+++ GIVEN DATA

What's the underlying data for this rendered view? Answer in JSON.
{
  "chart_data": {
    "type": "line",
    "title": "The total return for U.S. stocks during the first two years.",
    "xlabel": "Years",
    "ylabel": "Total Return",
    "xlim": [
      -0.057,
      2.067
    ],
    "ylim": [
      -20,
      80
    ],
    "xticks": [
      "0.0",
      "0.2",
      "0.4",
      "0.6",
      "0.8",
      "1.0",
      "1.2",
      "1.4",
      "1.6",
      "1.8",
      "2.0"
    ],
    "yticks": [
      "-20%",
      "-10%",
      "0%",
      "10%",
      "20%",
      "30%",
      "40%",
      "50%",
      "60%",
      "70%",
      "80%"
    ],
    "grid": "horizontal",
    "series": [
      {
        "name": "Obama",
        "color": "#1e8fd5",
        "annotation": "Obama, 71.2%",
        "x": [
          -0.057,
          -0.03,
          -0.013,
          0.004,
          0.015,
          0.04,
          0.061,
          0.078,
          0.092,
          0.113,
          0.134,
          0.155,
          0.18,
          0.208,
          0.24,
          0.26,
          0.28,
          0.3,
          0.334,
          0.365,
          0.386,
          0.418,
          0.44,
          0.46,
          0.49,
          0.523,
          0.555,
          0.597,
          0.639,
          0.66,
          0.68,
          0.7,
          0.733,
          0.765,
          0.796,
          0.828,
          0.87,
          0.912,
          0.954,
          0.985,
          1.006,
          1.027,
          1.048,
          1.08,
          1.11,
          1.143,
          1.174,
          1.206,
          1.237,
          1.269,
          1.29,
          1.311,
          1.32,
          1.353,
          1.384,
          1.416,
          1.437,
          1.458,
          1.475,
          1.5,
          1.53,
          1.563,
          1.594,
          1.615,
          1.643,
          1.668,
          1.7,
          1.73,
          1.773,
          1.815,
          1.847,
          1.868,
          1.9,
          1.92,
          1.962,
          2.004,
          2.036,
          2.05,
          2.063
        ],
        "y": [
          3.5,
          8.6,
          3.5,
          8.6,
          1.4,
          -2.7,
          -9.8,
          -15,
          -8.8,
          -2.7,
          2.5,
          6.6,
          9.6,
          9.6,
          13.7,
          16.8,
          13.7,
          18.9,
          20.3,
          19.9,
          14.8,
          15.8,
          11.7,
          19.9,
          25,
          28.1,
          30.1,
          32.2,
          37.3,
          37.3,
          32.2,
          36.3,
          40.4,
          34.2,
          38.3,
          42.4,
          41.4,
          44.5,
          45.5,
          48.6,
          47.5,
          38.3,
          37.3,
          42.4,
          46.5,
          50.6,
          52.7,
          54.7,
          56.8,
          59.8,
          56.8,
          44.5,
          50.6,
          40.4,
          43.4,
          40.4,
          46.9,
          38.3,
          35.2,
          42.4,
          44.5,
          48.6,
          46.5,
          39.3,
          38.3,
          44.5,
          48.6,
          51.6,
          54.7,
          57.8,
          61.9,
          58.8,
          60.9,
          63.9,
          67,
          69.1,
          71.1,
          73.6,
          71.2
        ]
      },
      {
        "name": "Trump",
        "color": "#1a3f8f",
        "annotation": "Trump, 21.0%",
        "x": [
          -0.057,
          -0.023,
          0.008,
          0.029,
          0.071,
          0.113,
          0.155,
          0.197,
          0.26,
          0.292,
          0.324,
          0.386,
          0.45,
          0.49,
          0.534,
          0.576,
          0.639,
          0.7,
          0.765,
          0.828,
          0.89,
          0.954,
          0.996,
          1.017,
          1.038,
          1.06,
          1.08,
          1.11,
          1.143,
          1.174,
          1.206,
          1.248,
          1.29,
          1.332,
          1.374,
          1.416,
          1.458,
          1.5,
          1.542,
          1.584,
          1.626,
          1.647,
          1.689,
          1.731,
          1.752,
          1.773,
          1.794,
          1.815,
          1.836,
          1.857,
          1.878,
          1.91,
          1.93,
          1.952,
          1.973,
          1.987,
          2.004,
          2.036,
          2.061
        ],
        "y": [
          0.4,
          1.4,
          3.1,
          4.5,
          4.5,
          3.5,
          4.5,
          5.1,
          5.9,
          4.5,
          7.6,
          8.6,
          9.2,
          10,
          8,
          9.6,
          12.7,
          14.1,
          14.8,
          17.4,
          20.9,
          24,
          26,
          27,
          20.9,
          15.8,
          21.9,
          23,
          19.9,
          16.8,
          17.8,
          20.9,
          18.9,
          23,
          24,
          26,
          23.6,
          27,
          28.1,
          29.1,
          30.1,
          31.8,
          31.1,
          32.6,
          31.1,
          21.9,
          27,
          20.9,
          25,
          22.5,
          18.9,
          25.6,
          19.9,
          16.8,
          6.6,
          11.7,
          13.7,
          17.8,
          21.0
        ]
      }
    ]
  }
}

++++++
+++ GIVEN DATA

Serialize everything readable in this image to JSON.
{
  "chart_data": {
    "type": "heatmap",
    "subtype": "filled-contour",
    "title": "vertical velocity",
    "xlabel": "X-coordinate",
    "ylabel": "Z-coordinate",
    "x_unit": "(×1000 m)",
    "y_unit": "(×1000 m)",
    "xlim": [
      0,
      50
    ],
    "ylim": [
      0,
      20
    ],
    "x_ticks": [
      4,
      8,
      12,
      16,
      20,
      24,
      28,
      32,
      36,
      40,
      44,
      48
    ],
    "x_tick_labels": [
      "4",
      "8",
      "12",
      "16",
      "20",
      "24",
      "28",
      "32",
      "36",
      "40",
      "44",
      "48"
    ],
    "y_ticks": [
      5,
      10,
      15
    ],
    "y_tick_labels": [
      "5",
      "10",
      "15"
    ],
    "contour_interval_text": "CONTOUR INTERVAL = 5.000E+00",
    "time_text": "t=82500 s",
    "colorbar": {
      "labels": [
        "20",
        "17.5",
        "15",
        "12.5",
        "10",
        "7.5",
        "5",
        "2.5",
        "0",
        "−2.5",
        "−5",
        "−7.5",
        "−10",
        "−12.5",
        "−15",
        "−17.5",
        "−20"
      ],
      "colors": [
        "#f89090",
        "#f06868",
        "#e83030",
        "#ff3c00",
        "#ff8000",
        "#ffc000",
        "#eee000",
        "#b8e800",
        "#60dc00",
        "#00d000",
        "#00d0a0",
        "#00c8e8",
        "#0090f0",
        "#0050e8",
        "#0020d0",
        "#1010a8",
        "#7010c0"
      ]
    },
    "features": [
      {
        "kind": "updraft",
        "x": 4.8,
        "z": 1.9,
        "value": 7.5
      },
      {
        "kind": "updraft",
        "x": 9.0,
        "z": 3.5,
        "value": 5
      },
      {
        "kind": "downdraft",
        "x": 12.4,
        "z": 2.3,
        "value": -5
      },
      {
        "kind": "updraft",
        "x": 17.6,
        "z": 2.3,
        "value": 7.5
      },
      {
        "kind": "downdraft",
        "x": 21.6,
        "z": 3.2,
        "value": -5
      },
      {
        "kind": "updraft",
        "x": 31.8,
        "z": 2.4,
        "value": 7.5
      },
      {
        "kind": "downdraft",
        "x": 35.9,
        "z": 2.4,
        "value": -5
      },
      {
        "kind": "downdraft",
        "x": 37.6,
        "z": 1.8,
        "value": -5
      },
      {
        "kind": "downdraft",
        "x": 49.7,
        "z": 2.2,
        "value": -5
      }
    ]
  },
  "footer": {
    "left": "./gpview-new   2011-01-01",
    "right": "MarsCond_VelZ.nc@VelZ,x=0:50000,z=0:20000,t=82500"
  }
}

++++++

### WHAT YOU ARE ASKED TO DO
Find the word "annotation" in the data and copy out each line where it turns up.

### ANSWER TO THE PROBLEM
        "annotation": "Obama, 71.2%",
        "annotation": "Trump, 21.0%",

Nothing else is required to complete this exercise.